### WHAT IS REQUIRED
Among the records that follow, count the lines with the string "Nature"; report only that count.

### DATA FOR THE TASK

● ● ● ● ●

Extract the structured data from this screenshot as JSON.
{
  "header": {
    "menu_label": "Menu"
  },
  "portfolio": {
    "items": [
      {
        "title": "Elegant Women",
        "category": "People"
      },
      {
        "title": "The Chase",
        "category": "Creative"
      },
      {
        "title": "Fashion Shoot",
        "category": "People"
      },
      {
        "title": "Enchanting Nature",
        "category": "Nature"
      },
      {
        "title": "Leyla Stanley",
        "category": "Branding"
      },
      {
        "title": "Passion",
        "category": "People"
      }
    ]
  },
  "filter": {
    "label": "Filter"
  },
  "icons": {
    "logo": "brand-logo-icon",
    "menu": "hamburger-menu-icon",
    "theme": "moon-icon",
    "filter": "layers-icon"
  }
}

● ● ● ● ●

### WRITTEN ANSWER
2